_TASKS TO PERFORM_
• 1. Transcribe the passage of the package documentation below, starting at "This package emits" and ending at "non-strict by default.".
• 2. Answer these questions from the package documentation below.
(a) Which major versions of Zod are supported?
(b) On Zod 3, what does the package lazily fall back to for schema conversion?
(c) Under strict: true, what value must optional fields already accept in the Zod schema?

_TEXT EXCERPT_
-------------------------

It converts schemas and validates input. It stays small on purpose.

Scope

  • It does not call a provider API. You bring your own SDK client.
  • It does not parse responses beyond Zod validation. validate and safeParse call schema.parse and schema.safeParse.
  • It does not orchestrate tool-call loops or streams.
  • It does not enable OpenAI strict mode unless you opt in with strict: true.

Peer Dependency

| Package | Range | Used for | | ------- | ---------------------- | ------------------------------------- | | zod | ^3.25.28 \|\| ^4.0.0 | Schema definition + runtime validation |

Both Zod 3 and Zod 4 are supported. On Zod 4 the built-in z.toJSONSchema() is used; on Zod 3 the package lazily falls back to zod-to-json-schema.

Loose By Default

This package emits loose, provider-shaped JSON Schema by default. Responses API tools explicitly set strict: false; Chat Completions remains non-strict by default.

The cost is weaker provider-side enforcement. Validate every tool input with the original Zod schema before using or persisting it.

OpenAI Strict Mode

Pass strict: true to emit OpenAI strict-mode schemas:

const tool = toOpenAIResponsesTool({
  name,
  description,
  schema: z.object({
    required_value: z.string(),
    optional_value: z.string().nullable().optional(),
  }),
  strict: true,
});

Strict mode affects OpenAI builders only. It sets additionalProperties: false on object schemas, marks every property as required, and sets the provider tool's strict flag. Because OpenAI represents optional values with null, optional fields must already accept null in the Zod schema. A plain z.string().optional() field throws under strict: true; use .nullable().optional() or .nullish() instead. (.default() also makes a field optional in the input schema, so it is subject to the same rule.)

-------------------------

_SOURCE INFORMATION_

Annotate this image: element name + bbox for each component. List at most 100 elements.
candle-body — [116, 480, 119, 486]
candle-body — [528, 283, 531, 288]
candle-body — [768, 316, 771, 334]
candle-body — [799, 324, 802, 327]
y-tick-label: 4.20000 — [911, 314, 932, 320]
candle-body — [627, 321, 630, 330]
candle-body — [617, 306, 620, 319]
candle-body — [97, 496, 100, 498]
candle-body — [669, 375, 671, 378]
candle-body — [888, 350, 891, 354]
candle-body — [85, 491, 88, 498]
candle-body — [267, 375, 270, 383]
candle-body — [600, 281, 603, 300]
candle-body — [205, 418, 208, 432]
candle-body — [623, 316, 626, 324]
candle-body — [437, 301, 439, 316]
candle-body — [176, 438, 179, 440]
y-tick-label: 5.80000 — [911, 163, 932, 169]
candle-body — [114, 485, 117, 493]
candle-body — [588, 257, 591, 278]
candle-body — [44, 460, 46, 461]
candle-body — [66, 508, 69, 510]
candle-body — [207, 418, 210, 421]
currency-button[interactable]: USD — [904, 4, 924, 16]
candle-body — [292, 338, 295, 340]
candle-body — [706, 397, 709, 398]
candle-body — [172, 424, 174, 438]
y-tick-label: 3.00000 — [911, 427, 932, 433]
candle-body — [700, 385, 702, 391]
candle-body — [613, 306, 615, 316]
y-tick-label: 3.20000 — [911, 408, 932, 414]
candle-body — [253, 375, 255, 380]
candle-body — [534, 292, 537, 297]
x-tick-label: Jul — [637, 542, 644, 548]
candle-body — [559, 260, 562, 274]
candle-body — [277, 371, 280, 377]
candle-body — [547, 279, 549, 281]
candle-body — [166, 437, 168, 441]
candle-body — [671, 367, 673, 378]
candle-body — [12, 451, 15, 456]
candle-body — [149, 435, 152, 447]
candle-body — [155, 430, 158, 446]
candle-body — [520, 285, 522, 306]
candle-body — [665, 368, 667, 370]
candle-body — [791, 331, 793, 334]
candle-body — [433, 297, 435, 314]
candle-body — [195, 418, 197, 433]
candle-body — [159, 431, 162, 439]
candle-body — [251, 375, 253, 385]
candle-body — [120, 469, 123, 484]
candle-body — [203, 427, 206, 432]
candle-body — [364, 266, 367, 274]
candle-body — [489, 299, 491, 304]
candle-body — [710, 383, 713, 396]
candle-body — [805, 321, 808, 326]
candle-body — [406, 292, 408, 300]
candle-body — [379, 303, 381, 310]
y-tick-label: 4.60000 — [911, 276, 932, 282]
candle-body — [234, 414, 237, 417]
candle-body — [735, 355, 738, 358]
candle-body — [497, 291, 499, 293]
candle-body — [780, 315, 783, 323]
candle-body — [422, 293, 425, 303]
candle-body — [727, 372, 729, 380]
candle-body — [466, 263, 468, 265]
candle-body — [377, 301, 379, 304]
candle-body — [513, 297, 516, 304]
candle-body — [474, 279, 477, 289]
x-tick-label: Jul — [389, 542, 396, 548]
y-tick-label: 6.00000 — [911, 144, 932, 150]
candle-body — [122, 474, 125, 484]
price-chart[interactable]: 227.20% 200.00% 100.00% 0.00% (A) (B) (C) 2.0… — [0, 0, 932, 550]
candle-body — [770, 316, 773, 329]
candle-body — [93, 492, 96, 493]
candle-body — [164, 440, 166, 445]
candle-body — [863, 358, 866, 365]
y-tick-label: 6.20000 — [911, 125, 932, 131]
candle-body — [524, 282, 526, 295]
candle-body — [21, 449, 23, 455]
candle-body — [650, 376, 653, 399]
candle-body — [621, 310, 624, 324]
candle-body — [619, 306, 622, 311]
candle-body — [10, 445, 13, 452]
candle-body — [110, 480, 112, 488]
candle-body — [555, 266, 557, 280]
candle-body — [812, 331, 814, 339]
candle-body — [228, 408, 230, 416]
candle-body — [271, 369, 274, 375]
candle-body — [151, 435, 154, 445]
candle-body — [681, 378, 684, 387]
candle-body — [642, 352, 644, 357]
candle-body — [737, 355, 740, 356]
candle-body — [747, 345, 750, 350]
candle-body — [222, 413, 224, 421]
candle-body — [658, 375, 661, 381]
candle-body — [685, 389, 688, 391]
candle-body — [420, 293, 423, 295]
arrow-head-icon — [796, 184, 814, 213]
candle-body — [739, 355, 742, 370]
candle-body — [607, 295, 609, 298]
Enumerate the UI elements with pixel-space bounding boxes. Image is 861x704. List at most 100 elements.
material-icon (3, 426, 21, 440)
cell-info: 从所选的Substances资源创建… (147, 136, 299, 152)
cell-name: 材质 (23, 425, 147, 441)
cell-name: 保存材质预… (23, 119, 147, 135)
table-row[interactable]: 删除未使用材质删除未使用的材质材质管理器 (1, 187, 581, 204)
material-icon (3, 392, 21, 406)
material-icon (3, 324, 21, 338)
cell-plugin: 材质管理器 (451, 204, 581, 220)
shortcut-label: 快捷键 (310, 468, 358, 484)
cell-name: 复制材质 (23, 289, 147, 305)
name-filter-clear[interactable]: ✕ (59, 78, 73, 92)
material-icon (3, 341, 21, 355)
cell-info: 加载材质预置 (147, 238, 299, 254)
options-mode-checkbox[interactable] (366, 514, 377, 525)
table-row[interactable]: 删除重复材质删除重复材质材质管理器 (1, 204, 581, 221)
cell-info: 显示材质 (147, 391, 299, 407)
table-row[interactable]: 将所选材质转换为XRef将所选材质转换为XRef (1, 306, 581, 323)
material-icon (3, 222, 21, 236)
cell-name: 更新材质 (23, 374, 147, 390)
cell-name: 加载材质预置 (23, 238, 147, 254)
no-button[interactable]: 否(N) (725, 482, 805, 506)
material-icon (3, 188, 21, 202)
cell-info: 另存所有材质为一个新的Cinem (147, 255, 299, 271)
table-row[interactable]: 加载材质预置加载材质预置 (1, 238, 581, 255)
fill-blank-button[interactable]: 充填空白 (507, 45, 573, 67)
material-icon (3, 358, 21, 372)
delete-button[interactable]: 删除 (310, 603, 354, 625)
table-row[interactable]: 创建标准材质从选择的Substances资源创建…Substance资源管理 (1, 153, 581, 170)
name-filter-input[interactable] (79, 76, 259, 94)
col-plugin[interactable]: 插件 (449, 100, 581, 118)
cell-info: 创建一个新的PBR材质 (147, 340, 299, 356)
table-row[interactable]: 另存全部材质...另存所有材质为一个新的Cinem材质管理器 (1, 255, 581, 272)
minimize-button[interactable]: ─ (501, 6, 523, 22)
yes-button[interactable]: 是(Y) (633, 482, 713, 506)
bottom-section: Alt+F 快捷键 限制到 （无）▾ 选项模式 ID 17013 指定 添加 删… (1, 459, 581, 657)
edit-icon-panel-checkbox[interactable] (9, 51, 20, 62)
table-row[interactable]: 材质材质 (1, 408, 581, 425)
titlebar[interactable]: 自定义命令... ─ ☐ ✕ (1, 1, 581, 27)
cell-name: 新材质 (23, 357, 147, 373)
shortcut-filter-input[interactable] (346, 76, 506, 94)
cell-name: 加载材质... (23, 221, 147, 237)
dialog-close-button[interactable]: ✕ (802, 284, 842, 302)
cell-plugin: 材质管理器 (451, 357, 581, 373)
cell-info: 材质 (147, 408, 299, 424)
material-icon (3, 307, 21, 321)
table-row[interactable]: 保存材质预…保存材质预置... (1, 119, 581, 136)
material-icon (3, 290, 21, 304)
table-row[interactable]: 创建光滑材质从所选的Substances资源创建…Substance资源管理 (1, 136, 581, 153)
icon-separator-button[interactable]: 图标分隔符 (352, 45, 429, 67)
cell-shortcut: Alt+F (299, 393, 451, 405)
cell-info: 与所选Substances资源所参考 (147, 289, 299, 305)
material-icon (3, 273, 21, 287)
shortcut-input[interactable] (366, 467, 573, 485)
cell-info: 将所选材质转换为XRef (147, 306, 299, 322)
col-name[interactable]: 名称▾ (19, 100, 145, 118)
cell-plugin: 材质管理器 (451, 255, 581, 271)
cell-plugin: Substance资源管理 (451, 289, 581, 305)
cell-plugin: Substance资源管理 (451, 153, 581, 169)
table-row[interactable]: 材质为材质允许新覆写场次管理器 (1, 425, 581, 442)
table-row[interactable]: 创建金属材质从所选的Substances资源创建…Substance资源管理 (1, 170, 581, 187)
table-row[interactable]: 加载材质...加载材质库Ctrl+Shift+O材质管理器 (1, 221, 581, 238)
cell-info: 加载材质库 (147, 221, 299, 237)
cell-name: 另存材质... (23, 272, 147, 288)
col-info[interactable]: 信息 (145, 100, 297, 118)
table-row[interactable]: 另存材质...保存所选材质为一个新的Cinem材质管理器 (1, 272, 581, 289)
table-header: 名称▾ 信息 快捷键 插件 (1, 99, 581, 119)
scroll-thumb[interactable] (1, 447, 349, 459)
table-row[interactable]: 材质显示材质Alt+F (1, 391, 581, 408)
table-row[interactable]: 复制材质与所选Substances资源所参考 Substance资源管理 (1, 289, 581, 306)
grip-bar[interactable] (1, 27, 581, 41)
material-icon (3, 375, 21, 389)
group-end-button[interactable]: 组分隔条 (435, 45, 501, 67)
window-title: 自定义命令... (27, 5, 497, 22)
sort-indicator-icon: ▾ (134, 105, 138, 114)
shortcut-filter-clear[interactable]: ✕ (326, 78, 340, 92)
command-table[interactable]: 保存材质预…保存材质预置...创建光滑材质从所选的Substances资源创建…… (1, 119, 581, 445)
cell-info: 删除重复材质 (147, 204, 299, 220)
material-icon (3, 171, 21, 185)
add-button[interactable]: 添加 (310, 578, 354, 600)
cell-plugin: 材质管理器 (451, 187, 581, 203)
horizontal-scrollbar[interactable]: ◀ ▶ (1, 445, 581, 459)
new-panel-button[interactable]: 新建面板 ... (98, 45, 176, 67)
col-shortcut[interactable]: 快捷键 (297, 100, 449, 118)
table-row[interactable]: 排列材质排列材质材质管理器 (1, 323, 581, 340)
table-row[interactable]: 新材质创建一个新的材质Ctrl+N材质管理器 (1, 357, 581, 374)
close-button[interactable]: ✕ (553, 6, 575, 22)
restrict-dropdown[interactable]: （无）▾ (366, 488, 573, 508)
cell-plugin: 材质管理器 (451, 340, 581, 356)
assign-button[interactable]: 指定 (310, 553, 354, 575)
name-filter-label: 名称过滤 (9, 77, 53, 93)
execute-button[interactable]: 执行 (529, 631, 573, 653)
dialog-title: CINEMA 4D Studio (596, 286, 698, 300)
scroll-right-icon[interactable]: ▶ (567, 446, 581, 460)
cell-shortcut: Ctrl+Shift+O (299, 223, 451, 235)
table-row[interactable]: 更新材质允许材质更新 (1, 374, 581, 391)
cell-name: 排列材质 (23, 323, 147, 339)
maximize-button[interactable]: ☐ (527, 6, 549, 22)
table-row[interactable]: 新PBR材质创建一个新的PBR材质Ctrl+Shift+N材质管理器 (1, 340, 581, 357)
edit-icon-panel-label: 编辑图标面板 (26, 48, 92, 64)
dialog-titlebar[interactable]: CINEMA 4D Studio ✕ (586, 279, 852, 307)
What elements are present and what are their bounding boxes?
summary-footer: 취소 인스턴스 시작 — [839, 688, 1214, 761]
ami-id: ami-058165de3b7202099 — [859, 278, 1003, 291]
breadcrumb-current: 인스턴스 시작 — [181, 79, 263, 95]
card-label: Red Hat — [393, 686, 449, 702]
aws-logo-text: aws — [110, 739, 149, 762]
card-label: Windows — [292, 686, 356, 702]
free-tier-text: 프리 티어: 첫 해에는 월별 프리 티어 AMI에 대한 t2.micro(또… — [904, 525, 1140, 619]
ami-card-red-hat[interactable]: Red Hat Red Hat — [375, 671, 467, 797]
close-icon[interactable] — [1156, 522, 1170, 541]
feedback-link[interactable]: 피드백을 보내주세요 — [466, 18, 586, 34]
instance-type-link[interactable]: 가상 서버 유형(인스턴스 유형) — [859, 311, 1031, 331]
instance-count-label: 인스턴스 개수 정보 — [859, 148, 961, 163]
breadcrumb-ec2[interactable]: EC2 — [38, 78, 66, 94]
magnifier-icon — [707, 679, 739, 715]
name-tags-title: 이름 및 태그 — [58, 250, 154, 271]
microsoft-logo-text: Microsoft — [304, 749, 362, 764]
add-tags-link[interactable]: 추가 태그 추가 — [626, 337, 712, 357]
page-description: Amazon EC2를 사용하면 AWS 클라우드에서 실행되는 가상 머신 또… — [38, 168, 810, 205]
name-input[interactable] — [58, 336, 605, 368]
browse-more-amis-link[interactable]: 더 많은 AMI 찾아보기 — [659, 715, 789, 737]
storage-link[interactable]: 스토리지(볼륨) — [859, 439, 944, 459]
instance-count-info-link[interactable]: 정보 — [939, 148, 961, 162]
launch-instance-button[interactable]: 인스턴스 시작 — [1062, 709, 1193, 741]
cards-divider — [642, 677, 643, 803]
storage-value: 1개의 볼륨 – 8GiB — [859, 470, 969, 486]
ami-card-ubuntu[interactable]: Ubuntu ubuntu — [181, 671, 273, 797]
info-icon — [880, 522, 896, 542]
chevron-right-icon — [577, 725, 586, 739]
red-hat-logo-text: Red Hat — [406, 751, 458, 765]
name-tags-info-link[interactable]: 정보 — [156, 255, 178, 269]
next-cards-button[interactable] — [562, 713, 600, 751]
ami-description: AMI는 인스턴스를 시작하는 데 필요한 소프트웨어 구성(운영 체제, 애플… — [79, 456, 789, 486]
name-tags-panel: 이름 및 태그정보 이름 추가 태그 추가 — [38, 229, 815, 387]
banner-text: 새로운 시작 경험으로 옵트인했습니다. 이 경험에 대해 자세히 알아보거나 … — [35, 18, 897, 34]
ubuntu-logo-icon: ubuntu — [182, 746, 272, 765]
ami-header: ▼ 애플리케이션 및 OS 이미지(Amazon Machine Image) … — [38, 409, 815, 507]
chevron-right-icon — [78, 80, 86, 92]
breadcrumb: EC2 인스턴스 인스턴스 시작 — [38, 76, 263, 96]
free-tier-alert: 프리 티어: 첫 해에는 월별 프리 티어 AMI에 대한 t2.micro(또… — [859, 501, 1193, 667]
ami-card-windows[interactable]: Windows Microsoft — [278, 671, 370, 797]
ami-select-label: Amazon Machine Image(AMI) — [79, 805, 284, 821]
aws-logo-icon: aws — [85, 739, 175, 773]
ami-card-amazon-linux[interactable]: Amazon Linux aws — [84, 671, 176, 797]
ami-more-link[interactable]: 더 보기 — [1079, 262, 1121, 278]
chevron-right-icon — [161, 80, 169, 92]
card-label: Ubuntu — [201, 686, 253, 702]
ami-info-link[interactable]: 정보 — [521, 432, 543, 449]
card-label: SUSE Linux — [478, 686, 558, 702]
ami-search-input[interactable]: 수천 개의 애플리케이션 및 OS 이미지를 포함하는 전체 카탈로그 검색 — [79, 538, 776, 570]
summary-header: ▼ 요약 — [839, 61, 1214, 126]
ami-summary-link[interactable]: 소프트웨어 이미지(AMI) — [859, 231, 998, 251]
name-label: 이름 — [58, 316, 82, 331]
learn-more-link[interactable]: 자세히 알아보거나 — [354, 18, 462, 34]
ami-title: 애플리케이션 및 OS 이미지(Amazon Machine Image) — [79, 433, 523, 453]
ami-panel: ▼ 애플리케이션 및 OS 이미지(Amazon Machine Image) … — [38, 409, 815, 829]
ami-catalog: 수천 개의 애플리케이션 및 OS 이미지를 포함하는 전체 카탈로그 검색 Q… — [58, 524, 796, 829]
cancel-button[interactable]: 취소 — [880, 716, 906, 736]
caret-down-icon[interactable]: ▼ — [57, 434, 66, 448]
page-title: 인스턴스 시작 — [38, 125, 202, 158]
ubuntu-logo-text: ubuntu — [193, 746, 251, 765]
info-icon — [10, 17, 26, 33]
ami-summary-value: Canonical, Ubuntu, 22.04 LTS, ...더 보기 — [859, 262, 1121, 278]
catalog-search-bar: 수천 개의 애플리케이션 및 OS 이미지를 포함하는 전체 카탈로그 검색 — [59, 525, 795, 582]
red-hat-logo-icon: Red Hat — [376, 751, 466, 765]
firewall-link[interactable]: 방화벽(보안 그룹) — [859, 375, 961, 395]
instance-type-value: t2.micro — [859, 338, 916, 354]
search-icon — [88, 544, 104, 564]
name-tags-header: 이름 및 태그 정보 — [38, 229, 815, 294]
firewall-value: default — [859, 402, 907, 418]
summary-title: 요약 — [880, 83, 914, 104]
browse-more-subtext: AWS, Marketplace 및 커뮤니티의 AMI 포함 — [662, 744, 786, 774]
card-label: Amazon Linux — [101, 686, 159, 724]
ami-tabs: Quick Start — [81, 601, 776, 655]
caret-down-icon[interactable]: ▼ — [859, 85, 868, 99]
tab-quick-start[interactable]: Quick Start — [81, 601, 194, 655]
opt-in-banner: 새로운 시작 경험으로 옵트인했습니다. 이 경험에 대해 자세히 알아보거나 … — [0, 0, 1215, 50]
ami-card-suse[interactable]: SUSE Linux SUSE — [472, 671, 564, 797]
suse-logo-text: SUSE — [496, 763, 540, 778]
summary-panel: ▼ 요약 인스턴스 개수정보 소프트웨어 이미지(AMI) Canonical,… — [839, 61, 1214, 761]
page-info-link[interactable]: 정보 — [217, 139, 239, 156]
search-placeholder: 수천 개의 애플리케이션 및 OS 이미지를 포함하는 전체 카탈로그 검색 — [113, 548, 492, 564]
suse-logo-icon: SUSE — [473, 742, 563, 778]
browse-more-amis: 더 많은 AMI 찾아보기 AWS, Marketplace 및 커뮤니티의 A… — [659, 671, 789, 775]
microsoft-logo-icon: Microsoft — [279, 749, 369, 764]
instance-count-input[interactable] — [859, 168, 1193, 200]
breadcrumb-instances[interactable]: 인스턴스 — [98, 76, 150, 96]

-------------------------

_EXERCISE RESULTS_
• 1.
This package emits loose, provider-shaped JSON Schema by default. Responses API tools explicitly set strict: false; Chat Completions remains non-strict by default.

• 2.
(a) Zod 3 and Zod 4.
(b) zod-to-json-schema.
(c) null.